Il tuo compito: Cita parola per parola il tratto del brano su Georges Sorel che va da "Georges Sorel (1847-1922)" fino a "volta al potere.".

Brano fornito:
_ _ _ _
I palestinesi hanno sempre avuto unicamente due scelte: soccombere e lasciarsi spazzare via, o rivoltarsi all'oppressore. Sopravvivere per loro non è qualcosa che ha a che fare con il singolo individuo, ma con lo scampare all'oblio di un intero popolo. Come si inseriscono in questo contesto le "Riflessioni sulla violenza" di Georges Sorel?
Ph. "Prendersi gioco della morte", Trentino Alto Adige, 2022 (Alice Rondelli)

Secondo il dizionario Treccani, il “pretèsto” è «una motivazione non rispondente a completa verità che si adduce come spiegazione del proprio comportamento o del proprio operato, allo scopo di mascherarne i reali motivi».


Georges Sorel (1847-1922) è stato un filosofo, sociologo e ingegnere francese, teorico del sindacalismo rivoluzionario, la cui elaborazione di una prospettiva antistatalista avviene nella forma dell’anarcosindacalismo. Il suo pensiero consiste principalmente in una radicale contestazione dello Stato moderno, in quanto ritenuto espressione di logiche utilitaristiche e, per questa

ragione, immorali. Esso avrebbe, infatti, sostituito la moralità pubblica con il tornaconto individuale e gli interessi particolari delle forze politiche di volta in volta al potere.

Come spiega Viviana Galletta nel suo “Miti e utopie della modernità nelle Riflessioni sulla violenza di Georges Sorel”: «L’adesione di Sorel al sindacalismo rivoluzionario, maturata negli anni dell’affare Dreyfus» (1894 al 1906) e dell’esperienza fallimentare – almeno a suo giudizio – di un’azione socialista interna alle dinamiche parlamentari, trova una traduzione sul piano della concettualizzazione filosofica nelle “Riflessioni sulla violenza”. L’esperienza politica e intellettuale di Sorel – in particolare la meditazione sui testi di Marx e di Bergson – fa capolino nell’elaborazione di una riflessione antistatalista imperniata sul mito dello sciopero generale. L’antistatalismo soreliano matura, dunque, negli anni in cui lo Stato francese – nella forma della Terza Repubblica – andava rafforzandosi in quanto dispositivo neutro di potere agognato da tutte le forze politiche, socialisti compresi. (…) All’opposto delle dinamiche parlamentari, sostanzialmente incentrate sull’azione di mediazione delle istanze sociali svolta dai partiti politici, il sindacalismo rivoluzionario promuoveva il sindacato come un canale di azione diretta e spontanea delle masse operaie, rifiutando ogni tentativo di incanalare i conflitti sociali all’interno delle istituzioni statali. (…) La forza statale rappresenta, infatti, un’istanza di pacificazione e di elusione di ogni conflitto poiché accomuna le diverse istanze politico-sociali nella medesima con-fusione utilitaristica ed immorale realizzata nello Stato borghese. Al contrario, la violenza proletaria, che si esprime nello sciopero generale, esaspera la scissione tra le parti sociali, realizzando l’unico autentico atto politico – che possa davvero dirsi pubblico e, dunque, morale – perché realmente conflittuale rispetto alle contraddizioni del presente.»
_ _ _ _
Contenuto dei dati:
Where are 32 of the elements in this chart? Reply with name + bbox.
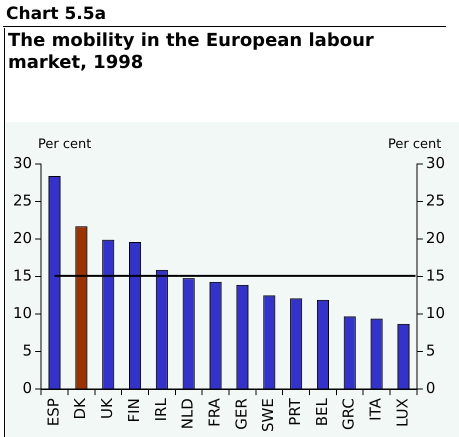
- x-tick-label: NLD: [178, 398, 197, 430]
- y-axis-title: Per cent: [38, 137, 92, 152]
- y-tick-label: 25: [12, 191, 32, 210]
- x-tick-label: LUX: [393, 398, 412, 428]
- y2-tick-label: 20: [426, 228, 446, 247]
- x-tick-label: BEL: [312, 398, 331, 426]
- x-tick-label: FRA: [205, 397, 224, 427]
- y2-tick-label: 15: [426, 266, 446, 284]
- y-tick-label: 15: [12, 266, 32, 284]
- y-tick-label: 20: [12, 228, 32, 247]
- x-tick-label: UK: [98, 397, 116, 419]
- y2-tick-label: 5: [426, 342, 436, 360]
- y-tick-label: 0: [22, 379, 32, 398]
- x-tick-label: PRT: [286, 397, 304, 426]
- y-tick-label: 30: [12, 154, 32, 172]
- x-tick-label: IRL: [152, 398, 170, 422]
- y-tick-label: 5: [22, 342, 32, 360]
- x-tick-label: SWE: [259, 398, 278, 432]
- x-tick-label: DK: [71, 397, 90, 420]
- chart-subtitle: The mobility in the European labour market, 1998: [8, 30, 375, 74]
- chart-title: Chart 5.5a: [3, 2, 446, 27]
- y2-tick-label: 30: [426, 154, 446, 172]
- y2-tick-label: 25: [426, 191, 446, 210]
- x-tick-label: GER: [232, 398, 250, 430]
- y2-axis-title: Per cent: [388, 137, 442, 152]
- y2-tick-label: 10: [426, 304, 446, 322]
- x-tick-label: ESP: [44, 398, 62, 426]
- y2-tick-label: 0: [426, 379, 436, 398]
- x-tick-label: FIN: [124, 398, 143, 422]
- x-tick-label: ITA: [366, 397, 385, 421]
- y-tick-label: 10: [12, 304, 32, 322]
- x-tick-label: GRC: [340, 398, 358, 430]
_ _ _ _
Risposta all'esercizio:
Georges Sorel (1847-1922) è stato un filosofo, sociologo e ingegnere francese, teorico del sindacalismo rivoluzionario, la cui elaborazione di una prospettiva antistatalista avviene nella forma dell’anarcosindacalismo. Il suo pensiero consiste principalmente in una radicale contestazione dello Stato moderno, in quanto ritenuto espressione di logiche utilitaristiche e, per questa

ragione, immorali. Esso avrebbe, infatti, sostituito la moralità pubblica con il tornaconto individuale e gli interessi particolari delle forze politiche di volta in volta al potere.